Records supplied:
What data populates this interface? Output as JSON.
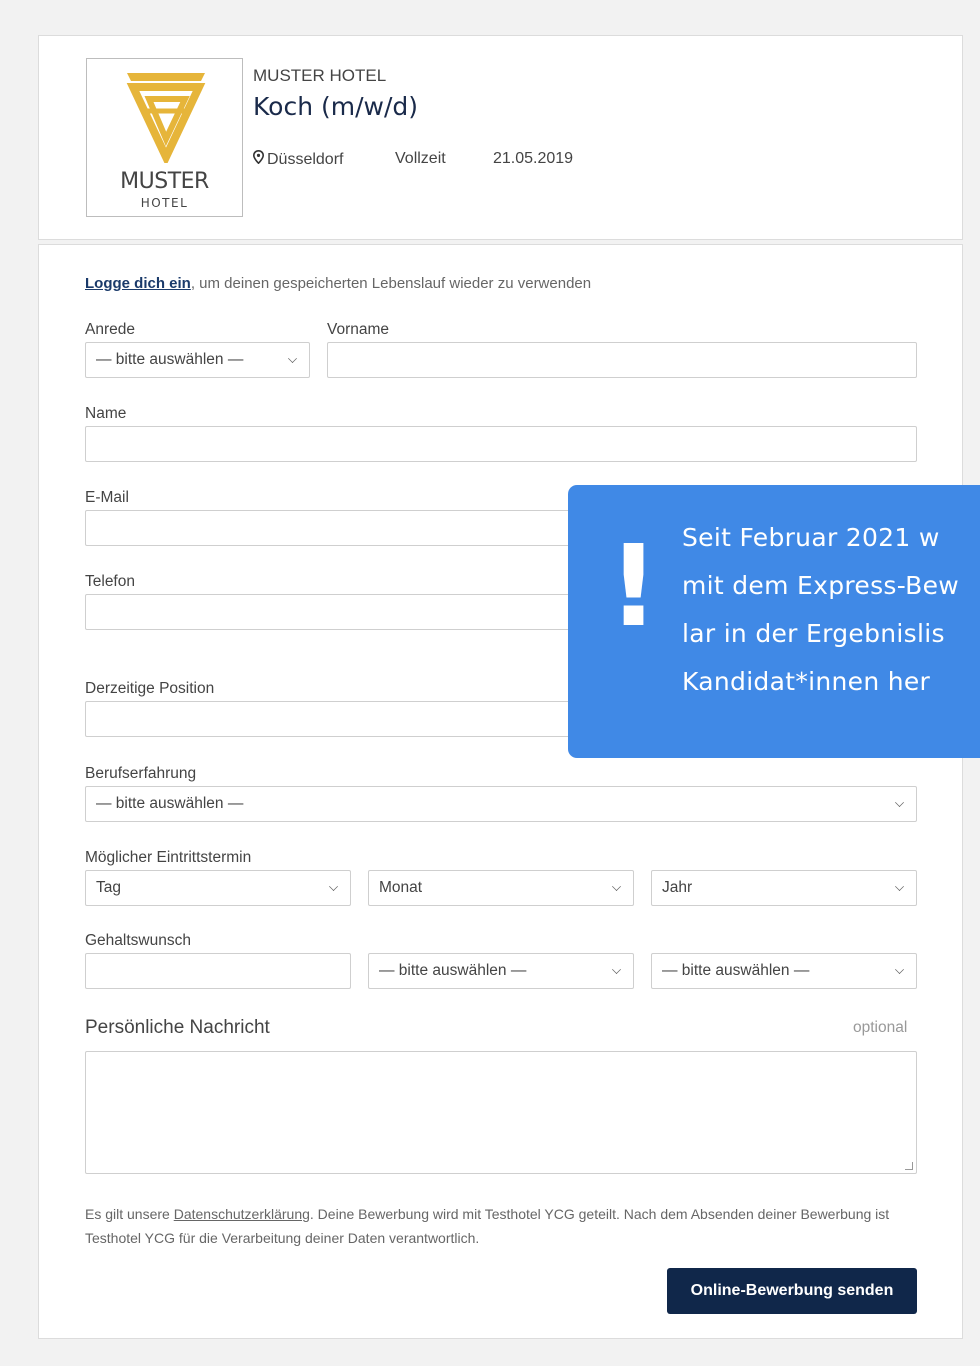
{
  "header": {
    "logo": {
      "name": "MUSTER",
      "sub": "HOTEL"
    },
    "company": "MUSTER HOTEL",
    "job_title": "Koch (m/w/d)",
    "location": "Düsseldorf",
    "employment_type": "Vollzeit",
    "date": "21.05.2019"
  },
  "form": {
    "login_link": "Logge dich ein",
    "login_text": ", um deinen gespeicherten Lebenslauf wieder zu verwenden",
    "anrede": {
      "label": "Anrede",
      "value": "— bitte auswählen —"
    },
    "vorname": {
      "label": "Vorname",
      "value": ""
    },
    "name": {
      "label": "Name",
      "value": ""
    },
    "email": {
      "label": "E-Mail",
      "value": ""
    },
    "telefon": {
      "label": "Telefon",
      "value": ""
    },
    "position": {
      "label": "Derzeitige Position",
      "value": ""
    },
    "berufserfahrung": {
      "label": "Berufserfahrung",
      "value": "— bitte auswählen —"
    },
    "eintritt": {
      "label": "Möglicher Eintrittstermin",
      "tag": "Tag",
      "monat": "Monat",
      "jahr": "Jahr"
    },
    "gehalt": {
      "label": "Gehaltswunsch",
      "amount": "",
      "select1": "— bitte auswählen —",
      "select2": "— bitte auswählen —"
    },
    "nachricht": {
      "label": "Persönliche Nachricht",
      "optional": "optional",
      "value": ""
    },
    "disclaimer": {
      "prefix": "Es gilt unsere ",
      "link": "Datenschutzerklärung",
      "suffix": ". Deine Bewerbung wird mit Testhotel YCG geteilt. Nach dem Absenden deiner Bewerbung ist Testhotel YCG für die Verarbeitung deiner Daten verantwortlich."
    },
    "submit_label": "Online-Bewerbung senden"
  },
  "overlay": {
    "mark": "!",
    "lines": [
      "Seit Februar 2021 w",
      "mit dem Express-Bew",
      "lar in der Ergebnislis",
      "Kandidat*innen her"
    ]
  },
  "colors": {
    "overlay_bg": "#4089e6",
    "submit_bg": "#10274a",
    "logo_gold": "#e6b53a"
  }
}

Work to complete: Every line above should be returned exactly; the pictures stay out.

Result of the exercise:
What data populates this interface? Output as JSON.
{
  "header": {
    "logo": {
      "name": "MUSTER",
      "sub": "HOTEL"
    },
    "company": "MUSTER HOTEL",
    "job_title": "Koch (m/w/d)",
    "location": "Düsseldorf",
    "employment_type": "Vollzeit",
    "date": "21.05.2019"
  },
  "form": {
    "login_link": "Logge dich ein",
    "login_text": ", um deinen gespeicherten Lebenslauf wieder zu verwenden",
    "anrede": {
      "label": "Anrede",
      "value": "— bitte auswählen —"
    },
    "vorname": {
      "label": "Vorname",
      "value": ""
    },
    "name": {
      "label": "Name",
      "value": ""
    },
    "email": {
      "label": "E-Mail",
      "value": ""
    },
    "telefon": {
      "label": "Telefon",
      "value": ""
    },
    "position": {
      "label": "Derzeitige Position",
      "value": ""
    },
    "berufserfahrung": {
      "label": "Berufserfahrung",
      "value": "— bitte auswählen —"
    },
    "eintritt": {
      "label": "Möglicher Eintrittstermin",
      "tag": "Tag",
      "monat": "Monat",
      "jahr": "Jahr"
    },
    "gehalt": {
      "label": "Gehaltswunsch",
      "amount": "",
      "select1": "— bitte auswählen —",
      "select2": "— bitte auswählen —"
    },
    "nachricht": {
      "label": "Persönliche Nachricht",
      "optional": "optional",
      "value": ""
    },
    "disclaimer": {
      "prefix": "Es gilt unsere ",
      "link": "Datenschutzerklärung",
      "suffix": ". Deine Bewerbung wird mit Testhotel YCG geteilt. Nach dem Absenden deiner Bewerbung ist Testhotel YCG für die Verarbeitung deiner Daten verantwortlich."
    },
    "submit_label": "Online-Bewerbung senden"
  },
  "overlay": {
    "mark": "!",
    "lines": [
      "Seit Februar 2021 w",
      "mit dem Express-Bew",
      "lar in der Ergebnislis",
      "Kandidat*innen her"
    ]
  },
  "colors": {
    "overlay_bg": "#4089e6",
    "submit_bg": "#10274a",
    "logo_gold": "#e6b53a"
  }
}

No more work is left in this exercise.